[Entries taken from a collection]
[START]

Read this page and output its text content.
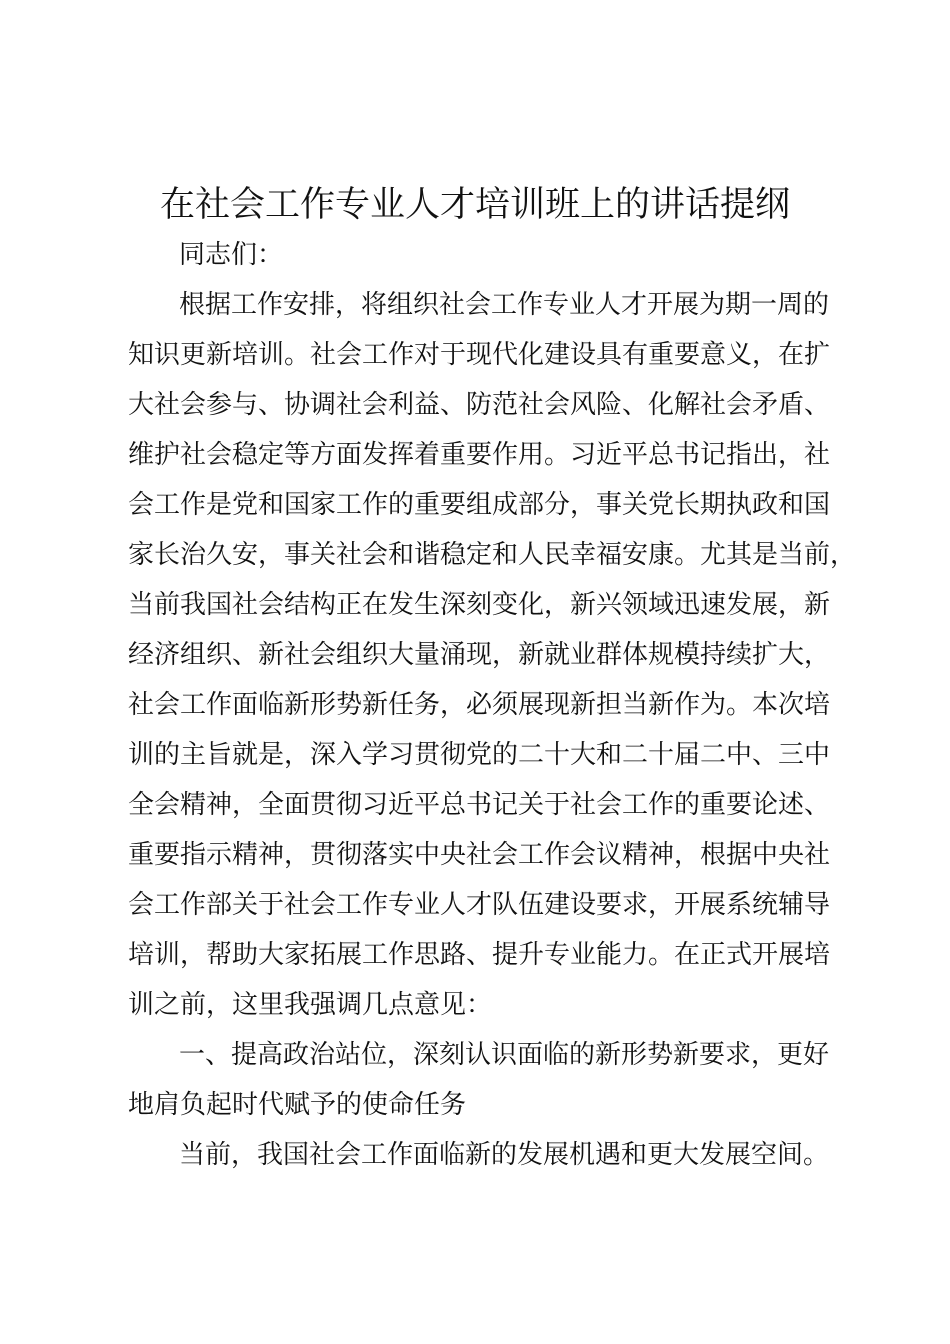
在社会工作专业人才培训班上的讲话提纲

同志们：

根据工作安排，将组织社会工作专业人才开展为期一周的

知识更新培训。社会工作对于现代化建设具有重要意义，在扩

大社会参与、协调社会利益、防范社会风险、化解社会矛盾、

维护社会稳定等方面发挥着重要作用。习近平总书记指出，社

会工作是党和国家工作的重要组成部分，事关党长期执政和国

家长治久安，事关社会和谐稳定和人民幸福安康。尤其是当前，

当前我国社会结构正在发生深刻变化，新兴领域迅速发展，新

经济组织、新社会组织大量涌现，新就业群体规模持续扩大，

社会工作面临新形势新任务，必须展现新担当新作为。本次培

训的主旨就是，深入学习贯彻党的二十大和二十届二中、三中

全会精神，全面贯彻习近平总书记关于社会工作的重要论述、

重要指示精神，贯彻落实中央社会工作会议精神，根据中央社

会工作部关于社会工作专业人才队伍建设要求，开展系统辅导

培训，帮助大家拓展工作思路、提升专业能力。在正式开展培

训之前，这里我强调几点意见：

一、提高政治站位，深刻认识面临的新形势新要求，更好

地肩负起时代赋予的使命任务

当前，我国社会工作面临新的发展机遇和更大发展空间。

[END]

*Written problem*: The entries above are to be returned exactly, without their pictures.

*Solved problem*:
Read this page and output its text content.
在社会工作专业人才培训班上的讲话提纲

同志们：

根据工作安排，将组织社会工作专业人才开展为期一周的

知识更新培训。社会工作对于现代化建设具有重要意义，在扩

大社会参与、协调社会利益、防范社会风险、化解社会矛盾、

维护社会稳定等方面发挥着重要作用。习近平总书记指出，社

会工作是党和国家工作的重要组成部分，事关党长期执政和国

家长治久安，事关社会和谐稳定和人民幸福安康。尤其是当前，

当前我国社会结构正在发生深刻变化，新兴领域迅速发展，新

经济组织、新社会组织大量涌现，新就业群体规模持续扩大，

社会工作面临新形势新任务，必须展现新担当新作为。本次培

训的主旨就是，深入学习贯彻党的二十大和二十届二中、三中

全会精神，全面贯彻习近平总书记关于社会工作的重要论述、

重要指示精神，贯彻落实中央社会工作会议精神，根据中央社

会工作部关于社会工作专业人才队伍建设要求，开展系统辅导

培训，帮助大家拓展工作思路、提升专业能力。在正式开展培

训之前，这里我强调几点意见：

一、提高政治站位，深刻认识面临的新形势新要求，更好

地肩负起时代赋予的使命任务

当前，我国社会工作面临新的发展机遇和更大发展空间。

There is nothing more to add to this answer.